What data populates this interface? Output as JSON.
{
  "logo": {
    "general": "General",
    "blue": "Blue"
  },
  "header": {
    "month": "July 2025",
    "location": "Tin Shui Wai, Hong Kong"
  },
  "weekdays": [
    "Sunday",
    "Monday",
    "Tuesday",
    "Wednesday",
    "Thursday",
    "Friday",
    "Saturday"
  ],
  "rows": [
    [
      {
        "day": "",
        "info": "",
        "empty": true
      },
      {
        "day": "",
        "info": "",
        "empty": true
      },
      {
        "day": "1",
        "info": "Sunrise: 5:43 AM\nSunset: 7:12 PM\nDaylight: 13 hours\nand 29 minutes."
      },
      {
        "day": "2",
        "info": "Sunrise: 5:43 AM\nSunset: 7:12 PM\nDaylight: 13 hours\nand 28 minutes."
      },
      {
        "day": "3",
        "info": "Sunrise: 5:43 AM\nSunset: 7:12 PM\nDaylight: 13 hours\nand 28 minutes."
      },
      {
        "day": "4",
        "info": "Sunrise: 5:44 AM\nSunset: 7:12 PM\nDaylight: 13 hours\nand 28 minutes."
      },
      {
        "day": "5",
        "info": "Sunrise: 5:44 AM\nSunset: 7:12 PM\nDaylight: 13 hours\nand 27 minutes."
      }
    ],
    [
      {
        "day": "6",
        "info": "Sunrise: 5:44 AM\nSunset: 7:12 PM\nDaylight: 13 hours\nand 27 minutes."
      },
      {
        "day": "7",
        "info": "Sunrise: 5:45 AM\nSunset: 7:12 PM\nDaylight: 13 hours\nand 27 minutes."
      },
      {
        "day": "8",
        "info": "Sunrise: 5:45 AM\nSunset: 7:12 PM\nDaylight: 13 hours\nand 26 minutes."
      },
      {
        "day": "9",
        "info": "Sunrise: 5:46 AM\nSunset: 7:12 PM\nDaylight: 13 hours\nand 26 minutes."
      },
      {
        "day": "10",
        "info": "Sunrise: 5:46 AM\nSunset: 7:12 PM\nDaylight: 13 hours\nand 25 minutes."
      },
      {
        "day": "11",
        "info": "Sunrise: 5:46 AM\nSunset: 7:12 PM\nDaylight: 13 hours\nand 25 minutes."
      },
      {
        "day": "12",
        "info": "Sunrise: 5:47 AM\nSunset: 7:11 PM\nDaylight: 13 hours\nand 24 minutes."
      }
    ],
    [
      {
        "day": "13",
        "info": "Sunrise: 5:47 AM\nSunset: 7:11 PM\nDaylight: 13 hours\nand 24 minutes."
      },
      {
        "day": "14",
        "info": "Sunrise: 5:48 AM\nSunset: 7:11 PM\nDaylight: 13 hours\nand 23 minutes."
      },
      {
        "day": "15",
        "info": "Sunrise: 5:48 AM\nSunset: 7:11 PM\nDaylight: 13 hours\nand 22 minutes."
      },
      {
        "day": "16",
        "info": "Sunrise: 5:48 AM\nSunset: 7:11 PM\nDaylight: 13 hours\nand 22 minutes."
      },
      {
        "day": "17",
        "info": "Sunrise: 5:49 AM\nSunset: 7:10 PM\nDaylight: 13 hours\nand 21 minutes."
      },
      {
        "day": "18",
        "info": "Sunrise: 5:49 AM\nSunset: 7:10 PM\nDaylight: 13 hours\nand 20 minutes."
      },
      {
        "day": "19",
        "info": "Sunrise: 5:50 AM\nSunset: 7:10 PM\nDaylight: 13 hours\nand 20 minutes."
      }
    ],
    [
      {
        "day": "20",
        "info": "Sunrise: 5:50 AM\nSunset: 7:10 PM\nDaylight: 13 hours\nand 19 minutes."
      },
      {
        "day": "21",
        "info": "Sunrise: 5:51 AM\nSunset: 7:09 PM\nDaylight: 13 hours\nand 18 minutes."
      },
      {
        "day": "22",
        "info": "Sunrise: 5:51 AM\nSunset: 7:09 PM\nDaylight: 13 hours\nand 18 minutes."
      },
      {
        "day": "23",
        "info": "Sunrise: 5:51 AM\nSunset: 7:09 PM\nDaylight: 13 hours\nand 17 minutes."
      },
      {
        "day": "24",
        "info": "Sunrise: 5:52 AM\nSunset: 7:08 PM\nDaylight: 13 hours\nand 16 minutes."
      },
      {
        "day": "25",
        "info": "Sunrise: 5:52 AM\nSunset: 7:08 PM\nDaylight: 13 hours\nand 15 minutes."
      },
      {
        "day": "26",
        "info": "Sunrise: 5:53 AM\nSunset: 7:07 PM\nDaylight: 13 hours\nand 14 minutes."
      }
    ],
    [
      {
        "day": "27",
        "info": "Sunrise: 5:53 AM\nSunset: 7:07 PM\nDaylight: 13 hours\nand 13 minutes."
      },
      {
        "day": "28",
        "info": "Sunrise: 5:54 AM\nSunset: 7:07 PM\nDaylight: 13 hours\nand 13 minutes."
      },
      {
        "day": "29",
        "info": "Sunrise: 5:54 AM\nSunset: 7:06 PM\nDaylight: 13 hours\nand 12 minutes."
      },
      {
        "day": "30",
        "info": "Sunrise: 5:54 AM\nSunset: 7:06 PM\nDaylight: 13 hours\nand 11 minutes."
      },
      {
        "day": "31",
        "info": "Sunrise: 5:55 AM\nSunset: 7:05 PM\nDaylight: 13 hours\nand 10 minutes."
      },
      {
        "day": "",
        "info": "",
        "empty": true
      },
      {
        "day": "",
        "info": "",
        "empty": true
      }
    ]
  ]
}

--

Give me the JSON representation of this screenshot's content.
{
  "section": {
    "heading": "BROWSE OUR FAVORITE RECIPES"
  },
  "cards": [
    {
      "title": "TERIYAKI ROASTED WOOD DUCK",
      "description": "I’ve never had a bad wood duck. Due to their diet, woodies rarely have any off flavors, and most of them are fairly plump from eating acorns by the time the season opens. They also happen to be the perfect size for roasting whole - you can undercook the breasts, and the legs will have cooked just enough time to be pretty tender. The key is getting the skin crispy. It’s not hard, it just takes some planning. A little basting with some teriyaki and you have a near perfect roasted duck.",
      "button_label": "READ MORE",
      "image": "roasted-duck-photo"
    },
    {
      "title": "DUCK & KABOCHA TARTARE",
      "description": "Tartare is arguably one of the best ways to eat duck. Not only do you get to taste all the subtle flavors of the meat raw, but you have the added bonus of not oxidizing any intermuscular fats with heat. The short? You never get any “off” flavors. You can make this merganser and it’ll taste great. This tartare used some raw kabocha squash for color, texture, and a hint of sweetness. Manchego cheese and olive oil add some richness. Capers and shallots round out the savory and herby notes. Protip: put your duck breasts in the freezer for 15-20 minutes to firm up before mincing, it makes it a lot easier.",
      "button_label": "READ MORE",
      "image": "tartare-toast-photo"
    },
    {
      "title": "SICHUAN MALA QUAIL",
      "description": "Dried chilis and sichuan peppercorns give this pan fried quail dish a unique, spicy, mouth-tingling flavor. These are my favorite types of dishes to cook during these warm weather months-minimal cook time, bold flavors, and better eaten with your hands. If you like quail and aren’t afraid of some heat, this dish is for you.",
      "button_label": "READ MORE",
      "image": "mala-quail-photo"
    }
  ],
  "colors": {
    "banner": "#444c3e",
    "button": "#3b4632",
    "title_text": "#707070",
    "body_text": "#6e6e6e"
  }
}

■ Problem description:
Copy every line of the listing where the word "flavors" appears.

■ Response to the exercise:
      "description": "I’ve never had a bad wood duck. Due to their diet, woodies rarely have any off flavors, and most of them are fairly plump from eating acorns by the time the season opens. They also happen to be the perfect size for roasting whole - you can undercook the breasts, and the legs will have cooked just enough time to be pretty tender. The key is getting the skin crispy. It’s not hard, it just takes some planning. A little basting with some teriyaki and you have a near perfect roasted duck.",
      "description": "Tartare is arguably one of the best ways to eat duck. Not only do you get to taste all the subtle flavors of the meat raw, but you have the added bonus of not oxidizing any intermuscular fats with heat. The short? You never get any “off” flavors. You can make this merganser and it’ll taste great. This tartare used some raw kabocha squash for color, texture, and a hint of sweetness. Manchego cheese and olive oil add some richness. Capers and shallots round out the savory and herby notes. Protip: put your duck breasts in the freezer for 15-20 minutes to firm up before mincing, it makes it a lot easier.",
      "description": "Dried chilis and sichuan peppercorns give this pan fried quail dish a unique, spicy, mouth-tingling flavor. These are my favorite types of dishes to cook during these warm weather months-minimal cook time, bold flavors, and better eaten with your hands. If you like quail and aren’t afraid of some heat, this dish is for you.",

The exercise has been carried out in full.